- [What needs to be done] Among the entries that follow, tally the lines with the string "JSON". Give no more than the number.

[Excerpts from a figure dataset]
BEGIN

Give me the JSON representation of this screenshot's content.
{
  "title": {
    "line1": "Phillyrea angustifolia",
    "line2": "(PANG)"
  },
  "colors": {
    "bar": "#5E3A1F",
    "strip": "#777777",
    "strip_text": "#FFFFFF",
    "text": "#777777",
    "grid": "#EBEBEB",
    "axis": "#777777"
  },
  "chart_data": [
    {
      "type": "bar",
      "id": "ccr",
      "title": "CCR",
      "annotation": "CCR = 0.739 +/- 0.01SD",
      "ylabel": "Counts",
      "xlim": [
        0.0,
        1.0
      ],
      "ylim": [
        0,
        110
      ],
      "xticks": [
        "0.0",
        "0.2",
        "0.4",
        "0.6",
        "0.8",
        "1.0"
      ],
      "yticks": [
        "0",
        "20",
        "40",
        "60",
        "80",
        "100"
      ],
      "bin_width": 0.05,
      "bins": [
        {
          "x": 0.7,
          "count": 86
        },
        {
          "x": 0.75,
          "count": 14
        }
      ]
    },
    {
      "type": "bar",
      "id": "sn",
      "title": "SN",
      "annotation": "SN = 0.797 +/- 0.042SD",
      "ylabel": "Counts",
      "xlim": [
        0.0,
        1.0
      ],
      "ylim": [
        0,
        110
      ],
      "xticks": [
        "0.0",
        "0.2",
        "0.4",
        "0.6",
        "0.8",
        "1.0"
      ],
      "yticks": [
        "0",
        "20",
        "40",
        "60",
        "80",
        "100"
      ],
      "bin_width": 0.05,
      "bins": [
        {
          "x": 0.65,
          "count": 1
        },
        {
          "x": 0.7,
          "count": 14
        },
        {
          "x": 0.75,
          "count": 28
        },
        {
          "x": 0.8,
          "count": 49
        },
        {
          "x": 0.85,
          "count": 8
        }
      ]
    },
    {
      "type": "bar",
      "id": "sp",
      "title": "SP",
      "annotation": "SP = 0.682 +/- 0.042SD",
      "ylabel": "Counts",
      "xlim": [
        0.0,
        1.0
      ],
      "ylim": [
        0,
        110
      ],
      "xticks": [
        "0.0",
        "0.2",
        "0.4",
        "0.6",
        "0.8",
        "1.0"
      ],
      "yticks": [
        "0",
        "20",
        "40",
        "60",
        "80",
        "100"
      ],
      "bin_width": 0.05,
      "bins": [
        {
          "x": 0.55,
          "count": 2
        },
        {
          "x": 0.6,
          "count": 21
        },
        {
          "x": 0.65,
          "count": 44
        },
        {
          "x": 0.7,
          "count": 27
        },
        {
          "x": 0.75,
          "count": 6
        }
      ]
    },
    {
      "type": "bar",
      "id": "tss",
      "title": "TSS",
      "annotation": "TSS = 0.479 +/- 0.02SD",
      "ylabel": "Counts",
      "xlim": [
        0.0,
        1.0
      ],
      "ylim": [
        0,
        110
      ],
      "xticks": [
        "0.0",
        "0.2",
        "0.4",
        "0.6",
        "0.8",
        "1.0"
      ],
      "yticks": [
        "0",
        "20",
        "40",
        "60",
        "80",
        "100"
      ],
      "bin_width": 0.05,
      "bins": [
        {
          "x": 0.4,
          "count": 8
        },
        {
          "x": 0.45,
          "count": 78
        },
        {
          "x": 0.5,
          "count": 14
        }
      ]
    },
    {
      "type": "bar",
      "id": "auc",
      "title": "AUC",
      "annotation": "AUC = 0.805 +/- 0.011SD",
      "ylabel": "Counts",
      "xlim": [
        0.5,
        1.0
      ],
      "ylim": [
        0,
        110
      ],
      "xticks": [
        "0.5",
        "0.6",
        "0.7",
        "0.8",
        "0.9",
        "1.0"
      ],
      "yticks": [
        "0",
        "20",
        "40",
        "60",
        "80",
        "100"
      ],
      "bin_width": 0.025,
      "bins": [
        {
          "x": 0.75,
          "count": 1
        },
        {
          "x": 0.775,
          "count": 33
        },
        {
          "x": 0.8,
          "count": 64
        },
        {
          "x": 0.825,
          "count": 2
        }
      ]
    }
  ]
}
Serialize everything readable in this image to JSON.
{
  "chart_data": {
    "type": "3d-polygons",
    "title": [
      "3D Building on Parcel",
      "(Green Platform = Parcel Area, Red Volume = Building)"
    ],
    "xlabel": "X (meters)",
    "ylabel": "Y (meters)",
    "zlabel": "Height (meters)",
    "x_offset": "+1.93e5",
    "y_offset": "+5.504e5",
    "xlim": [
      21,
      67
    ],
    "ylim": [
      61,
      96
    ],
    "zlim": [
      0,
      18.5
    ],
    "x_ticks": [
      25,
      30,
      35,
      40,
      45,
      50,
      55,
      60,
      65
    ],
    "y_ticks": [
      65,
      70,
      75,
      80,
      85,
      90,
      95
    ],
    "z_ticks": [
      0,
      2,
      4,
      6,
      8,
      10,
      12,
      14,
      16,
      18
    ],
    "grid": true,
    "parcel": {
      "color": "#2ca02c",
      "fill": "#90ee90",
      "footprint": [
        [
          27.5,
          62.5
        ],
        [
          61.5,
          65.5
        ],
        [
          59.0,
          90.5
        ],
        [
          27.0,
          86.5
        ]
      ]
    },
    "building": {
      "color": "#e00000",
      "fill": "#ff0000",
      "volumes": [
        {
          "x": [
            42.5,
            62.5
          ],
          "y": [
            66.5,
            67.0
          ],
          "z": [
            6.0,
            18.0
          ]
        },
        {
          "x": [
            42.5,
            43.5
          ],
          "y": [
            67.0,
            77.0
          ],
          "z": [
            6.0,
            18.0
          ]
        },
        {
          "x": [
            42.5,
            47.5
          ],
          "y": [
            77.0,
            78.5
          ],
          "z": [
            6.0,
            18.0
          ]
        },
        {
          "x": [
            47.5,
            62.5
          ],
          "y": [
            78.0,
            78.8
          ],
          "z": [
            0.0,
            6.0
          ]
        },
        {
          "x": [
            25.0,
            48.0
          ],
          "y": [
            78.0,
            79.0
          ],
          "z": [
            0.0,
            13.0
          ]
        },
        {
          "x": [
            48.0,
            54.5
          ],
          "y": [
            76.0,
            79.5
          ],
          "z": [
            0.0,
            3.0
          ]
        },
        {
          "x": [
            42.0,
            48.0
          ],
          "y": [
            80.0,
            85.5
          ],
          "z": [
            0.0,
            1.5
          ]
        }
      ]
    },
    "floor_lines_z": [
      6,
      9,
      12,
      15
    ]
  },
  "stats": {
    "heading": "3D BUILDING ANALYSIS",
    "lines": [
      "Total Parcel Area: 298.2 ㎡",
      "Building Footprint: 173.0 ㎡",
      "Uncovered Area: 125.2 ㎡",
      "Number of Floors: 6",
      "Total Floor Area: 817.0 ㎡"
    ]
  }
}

END

- [Response to the task] 2